*WRITTEN REQUEST*.
Set each entry down verbatim, omitting images.

*ENTRIES*.
☆ ☆ ☆ ☆ ☆ ☆ ☆

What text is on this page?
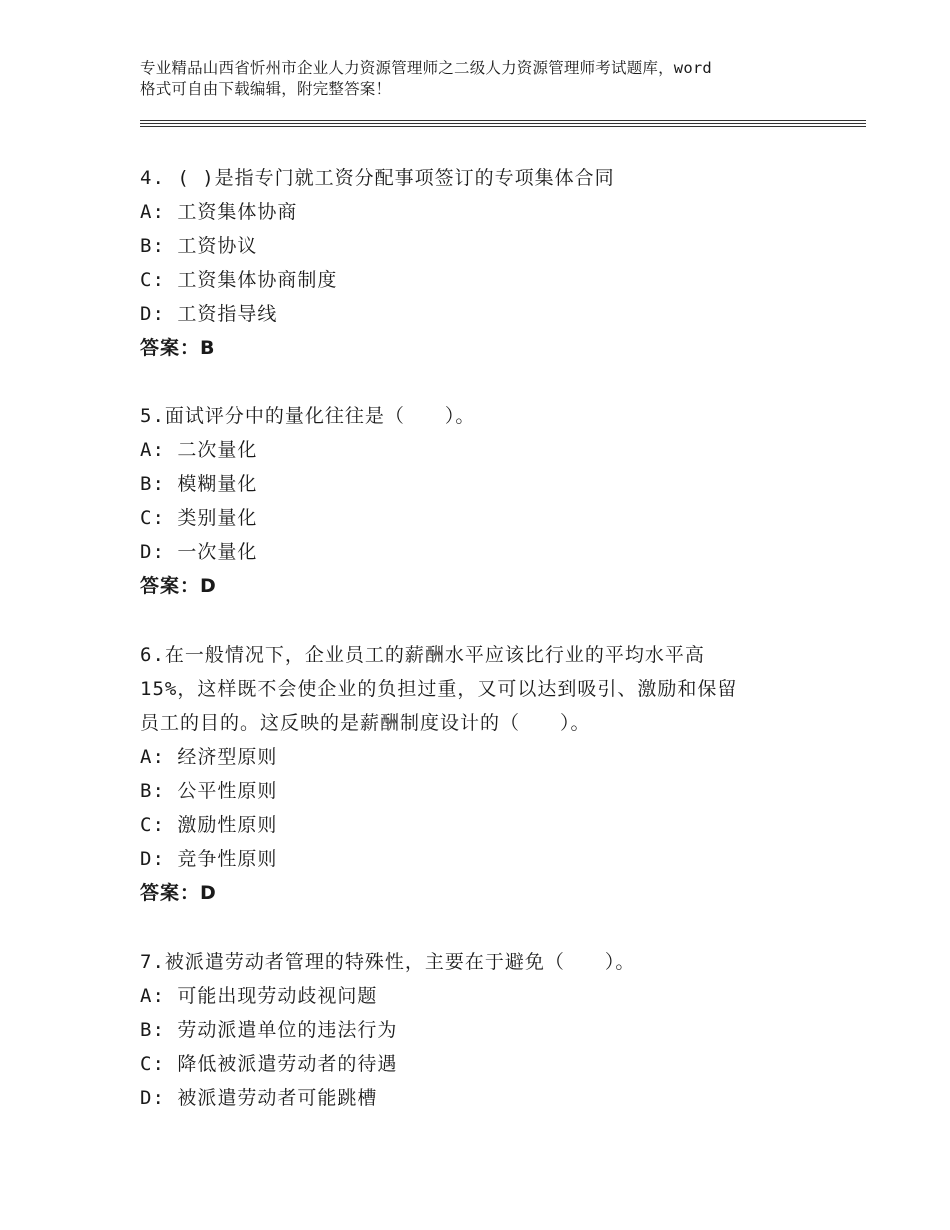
专业精品山西省忻州市企业人力资源管理师之二级人力资源管理师考试题库，word
格式可自由下载编辑，附完整答案！
4. ( )是指专门就工资分配事项签订的专项集体合同
A: 工资集体协商
B: 工资协议
C: 工资集体协商制度
D: 工资指导线
答案：B
5.面试评分中的量化往往是（　　）。
A: 二次量化
B: 模糊量化
C: 类别量化
D: 一次量化
答案：D
6.在一般情况下，企业员工的薪酬水平应该比行业的平均水平高
15%，这样既不会使企业的负担过重，又可以达到吸引、激励和保留
员工的目的。这反映的是薪酬制度设计的（　　）。
A: 经济型原则
B: 公平性原则
C: 激励性原则
D: 竞争性原则
答案：D
7.被派遣劳动者管理的特殊性，主要在于避免（　　）。
A: 可能出现劳动歧视问题
B: 劳动派遣单位的违法行为
C: 降低被派遣劳动者的待遇
D: 被派遣劳动者可能跳槽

☆ ☆ ☆ ☆ ☆ ☆ ☆

*RESULT OF THE TASK*.
What text is on this page?
专业精品山西省忻州市企业人力资源管理师之二级人力资源管理师考试题库，word
格式可自由下载编辑，附完整答案！
4. ( )是指专门就工资分配事项签订的专项集体合同
A: 工资集体协商
B: 工资协议
C: 工资集体协商制度
D: 工资指导线
答案：B
5.面试评分中的量化往往是（　　）。
A: 二次量化
B: 模糊量化
C: 类别量化
D: 一次量化
答案：D
6.在一般情况下，企业员工的薪酬水平应该比行业的平均水平高
15%，这样既不会使企业的负担过重，又可以达到吸引、激励和保留
员工的目的。这反映的是薪酬制度设计的（　　）。
A: 经济型原则
B: 公平性原则
C: 激励性原则
D: 竞争性原则
答案：D
7.被派遣劳动者管理的特殊性，主要在于避免（　　）。
A: 可能出现劳动歧视问题
B: 劳动派遣单位的违法行为
C: 降低被派遣劳动者的待遇
D: 被派遣劳动者可能跳槽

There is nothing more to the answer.